TASK INSTRUCTIONS:
Copy out each line of the data that holds the word "title".

MATERIAL FOR THIS TASK:
* * * * * * * * *
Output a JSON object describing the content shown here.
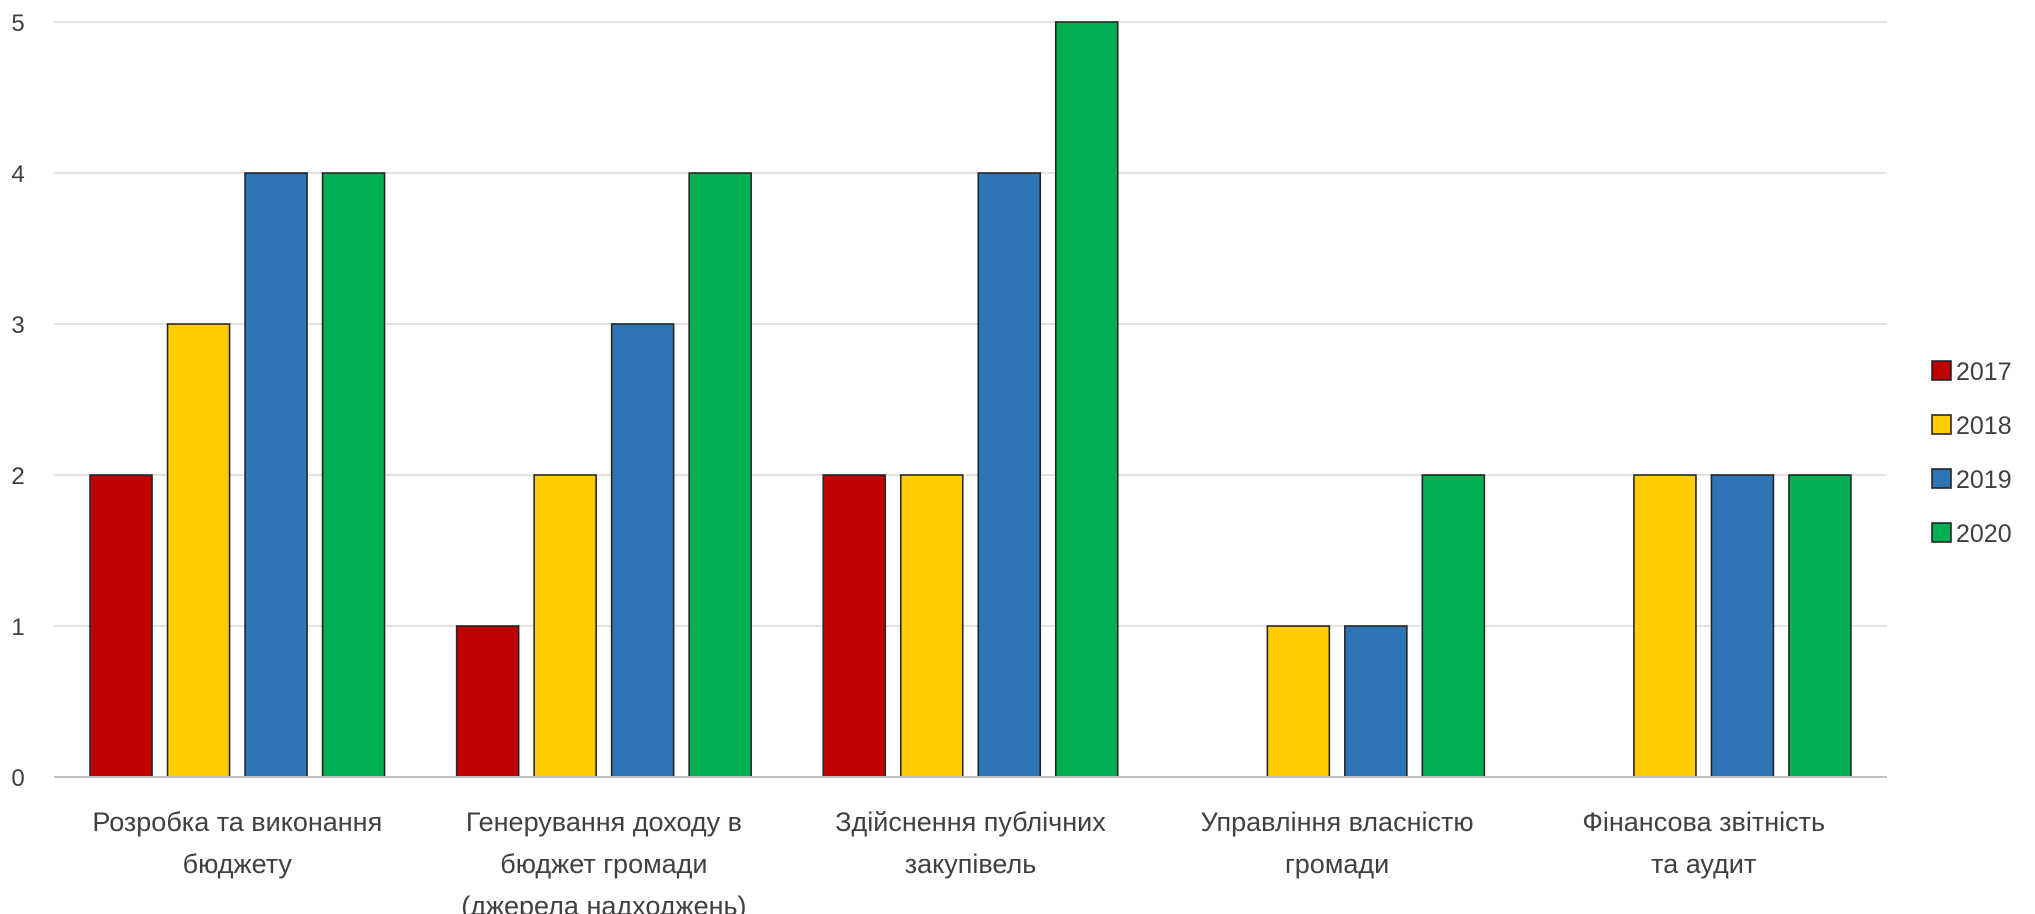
{
  "chart_data": {
    "type": "bar",
    "title": "",
    "xlabel": "",
    "ylabel": "",
    "ylim": [
      0,
      5
    ],
    "yticks": [
      "0",
      "1",
      "2",
      "3",
      "4",
      "5"
    ],
    "grid": true,
    "legend_position": "right",
    "categories": [
      [
        "Розробка та виконання",
        "бюджету"
      ],
      [
        "Генерування доходу в",
        "бюджет громади",
        "(джерела надходжень)"
      ],
      [
        "Здійснення публічних",
        "закупівель"
      ],
      [
        "Управління власністю",
        "громади"
      ],
      [
        "Фінансова звітність",
        "та аудит"
      ]
    ],
    "series": [
      {
        "name": "2017",
        "color": "#c00000",
        "values": [
          2,
          1,
          2,
          0,
          0
        ]
      },
      {
        "name": "2018",
        "color": "#ffcc00",
        "values": [
          3,
          2,
          2,
          1,
          2
        ]
      },
      {
        "name": "2019",
        "color": "#2e75b6",
        "values": [
          4,
          3,
          4,
          1,
          2
        ]
      },
      {
        "name": "2020",
        "color": "#00b050",
        "values": [
          4,
          4,
          5,
          2,
          2
        ]
      }
    ]
  }
}
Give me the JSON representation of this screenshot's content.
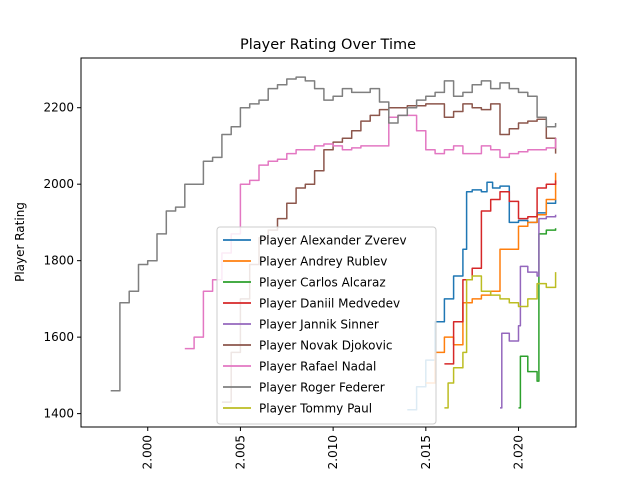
{
  "chart_data": {
    "type": "line",
    "title": "Player Rating Over Time",
    "xlabel": "",
    "ylabel": "Player Rating",
    "xlim": [
      1.9964,
      2.0231
    ],
    "ylim": [
      1365,
      2330
    ],
    "x_ticks": [
      {
        "value": 2.0,
        "label": "2.000"
      },
      {
        "value": 2.005,
        "label": "2.005"
      },
      {
        "value": 2.01,
        "label": "2.010"
      },
      {
        "value": 2.015,
        "label": "2.015"
      },
      {
        "value": 2.02,
        "label": "2.020"
      }
    ],
    "y_ticks": [
      {
        "value": 1400,
        "label": "1400"
      },
      {
        "value": 1600,
        "label": "1600"
      },
      {
        "value": 1800,
        "label": "1800"
      },
      {
        "value": 2000,
        "label": "2000"
      },
      {
        "value": 2200,
        "label": "2200"
      }
    ],
    "grid": false,
    "legend_position": "lower-center",
    "series": [
      {
        "name": "Player Alexander Zverev",
        "color": "#1f77b4",
        "x": [
          2.014,
          2.0145,
          2.015,
          2.0155,
          2.016,
          2.0165,
          2.017,
          2.0172,
          2.0175,
          2.018,
          2.0183,
          2.0186,
          2.019,
          2.0195,
          2.02,
          2.0205,
          2.021,
          2.0215,
          2.022
        ],
        "y": [
          1410,
          1470,
          1540,
          1640,
          1700,
          1760,
          1830,
          1980,
          1985,
          1980,
          2005,
          1990,
          1995,
          1900,
          1905,
          1900,
          1925,
          1950,
          1960
        ]
      },
      {
        "name": "Player Andrey Rublev",
        "color": "#ff7f0e",
        "x": [
          2.015,
          2.0155,
          2.016,
          2.0165,
          2.017,
          2.0175,
          2.018,
          2.0185,
          2.019,
          2.0195,
          2.02,
          2.0205,
          2.021,
          2.0215,
          2.022
        ],
        "y": [
          1480,
          1560,
          1600,
          1580,
          1690,
          1700,
          1710,
          1720,
          1830,
          1830,
          1890,
          1900,
          1920,
          1960,
          2030
        ]
      },
      {
        "name": "Player Carlos Alcaraz",
        "color": "#2ca02c",
        "x": [
          2.02,
          2.0201,
          2.0205,
          2.021,
          2.0211,
          2.0215,
          2.022
        ],
        "y": [
          1415,
          1550,
          1510,
          1485,
          1870,
          1880,
          1885
        ]
      },
      {
        "name": "Player Daniil Medvedev",
        "color": "#d62728",
        "x": [
          2.016,
          2.0165,
          2.017,
          2.0175,
          2.018,
          2.0185,
          2.019,
          2.0195,
          2.02,
          2.0205,
          2.021,
          2.0215,
          2.022
        ],
        "y": [
          1530,
          1640,
          1750,
          1780,
          1930,
          1960,
          1980,
          1955,
          1910,
          1915,
          1990,
          2000,
          2010
        ]
      },
      {
        "name": "Player Jannik Sinner",
        "color": "#9467bd",
        "x": [
          2.019,
          2.0191,
          2.0195,
          2.02,
          2.0201,
          2.0205,
          2.021,
          2.0211,
          2.0215,
          2.022
        ],
        "y": [
          1415,
          1610,
          1590,
          1630,
          1785,
          1770,
          1760,
          1910,
          1915,
          1920
        ]
      },
      {
        "name": "Player Novak Djokovic",
        "color": "#8c564b",
        "x": [
          2.004,
          2.0045,
          2.005,
          2.0055,
          2.006,
          2.0065,
          2.007,
          2.0075,
          2.008,
          2.0085,
          2.009,
          2.0095,
          2.01,
          2.0105,
          2.011,
          2.0115,
          2.012,
          2.0125,
          2.013,
          2.0135,
          2.014,
          2.0145,
          2.015,
          2.0155,
          2.016,
          2.0165,
          2.017,
          2.0175,
          2.018,
          2.0185,
          2.019,
          2.0195,
          2.02,
          2.0205,
          2.021,
          2.0215,
          2.022
        ],
        "y": [
          1430,
          1560,
          1700,
          1790,
          1860,
          1880,
          1910,
          1950,
          1990,
          2000,
          2035,
          2090,
          2110,
          2120,
          2140,
          2165,
          2180,
          2195,
          2200,
          2200,
          2205,
          2205,
          2210,
          2210,
          2175,
          2190,
          2210,
          2200,
          2195,
          2210,
          2130,
          2145,
          2160,
          2165,
          2170,
          2120,
          2080
        ]
      },
      {
        "name": "Player Rafael Nadal",
        "color": "#e377c2",
        "x": [
          2.002,
          2.0025,
          2.003,
          2.0035,
          2.004,
          2.0045,
          2.005,
          2.0055,
          2.006,
          2.0065,
          2.007,
          2.0075,
          2.008,
          2.0085,
          2.009,
          2.0095,
          2.01,
          2.0105,
          2.011,
          2.0115,
          2.012,
          2.0125,
          2.013,
          2.0135,
          2.014,
          2.0145,
          2.015,
          2.0155,
          2.016,
          2.0165,
          2.017,
          2.0175,
          2.018,
          2.0185,
          2.019,
          2.0195,
          2.02,
          2.0205,
          2.021,
          2.0215,
          2.022
        ],
        "y": [
          1570,
          1600,
          1720,
          1750,
          1820,
          1870,
          2000,
          2010,
          2050,
          2060,
          2065,
          2080,
          2090,
          2090,
          2100,
          2105,
          2100,
          2090,
          2095,
          2100,
          2100,
          2100,
          2175,
          2180,
          2180,
          2140,
          2090,
          2080,
          2090,
          2100,
          2080,
          2080,
          2100,
          2090,
          2070,
          2080,
          2085,
          2090,
          2090,
          2095,
          2120
        ]
      },
      {
        "name": "Player Roger Federer",
        "color": "#7f7f7f",
        "x": [
          1.998,
          1.9985,
          1.999,
          1.9995,
          2.0,
          2.0005,
          2.001,
          2.0015,
          2.002,
          2.0025,
          2.003,
          2.0035,
          2.004,
          2.0045,
          2.005,
          2.0055,
          2.006,
          2.0065,
          2.007,
          2.0075,
          2.008,
          2.0085,
          2.009,
          2.0095,
          2.01,
          2.0105,
          2.011,
          2.0115,
          2.012,
          2.0125,
          2.013,
          2.0135,
          2.014,
          2.0145,
          2.015,
          2.0155,
          2.016,
          2.0165,
          2.017,
          2.0175,
          2.018,
          2.0185,
          2.019,
          2.0195,
          2.02,
          2.0205,
          2.021,
          2.0215,
          2.022
        ],
        "y": [
          1460,
          1690,
          1720,
          1790,
          1800,
          1870,
          1930,
          1940,
          2000,
          2000,
          2060,
          2070,
          2130,
          2150,
          2200,
          2210,
          2220,
          2250,
          2260,
          2275,
          2280,
          2270,
          2250,
          2220,
          2230,
          2250,
          2240,
          2240,
          2250,
          2215,
          2160,
          2180,
          2200,
          2220,
          2230,
          2240,
          2270,
          2230,
          2240,
          2260,
          2270,
          2250,
          2265,
          2250,
          2240,
          2230,
          2175,
          2150,
          2160
        ]
      },
      {
        "name": "Player Tommy Paul",
        "color": "#bcbd22",
        "x": [
          2.016,
          2.0162,
          2.0165,
          2.017,
          2.0172,
          2.0175,
          2.018,
          2.0185,
          2.019,
          2.0195,
          2.02,
          2.0205,
          2.021,
          2.0215,
          2.022
        ],
        "y": [
          1415,
          1480,
          1520,
          1560,
          1750,
          1760,
          1720,
          1710,
          1700,
          1690,
          1680,
          1700,
          1740,
          1730,
          1770
        ]
      }
    ]
  }
}
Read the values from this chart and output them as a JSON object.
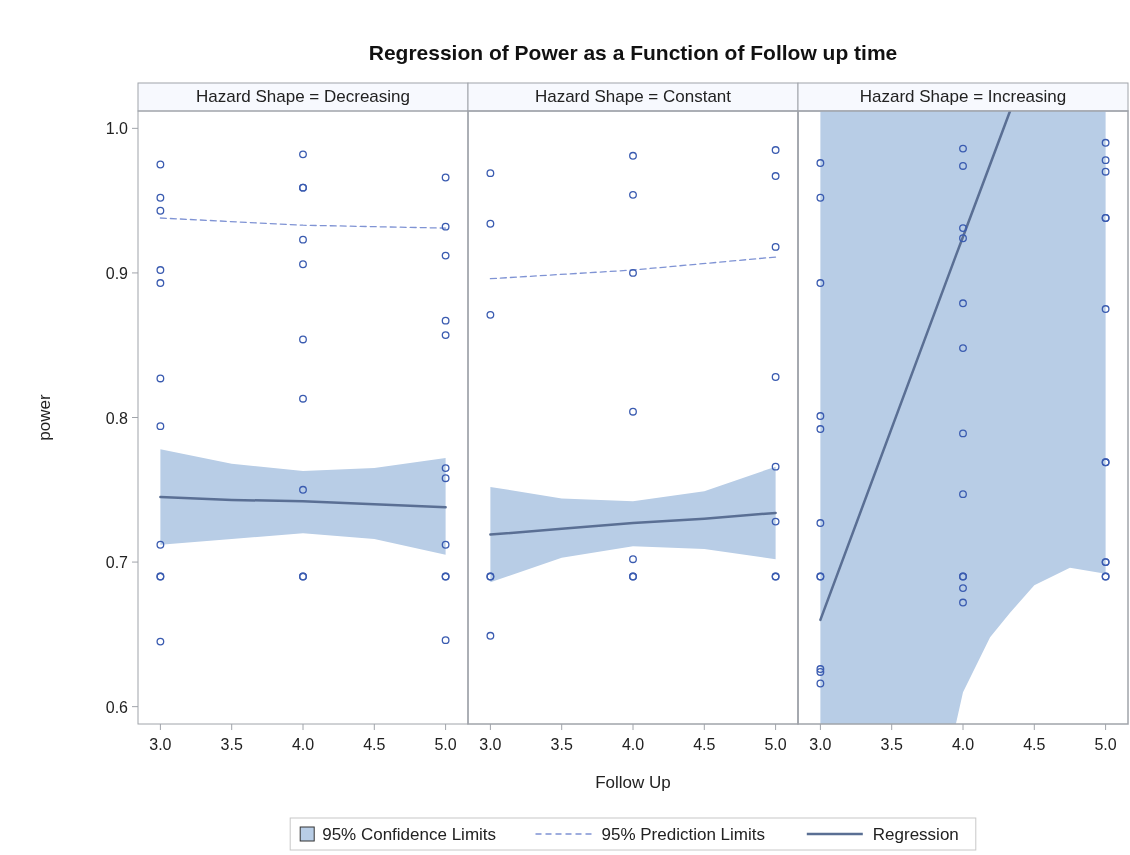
* * * * * * * * *
RESULT FOR THIS TASK:
    "title": "",
    "title": "Player Rating Over Time",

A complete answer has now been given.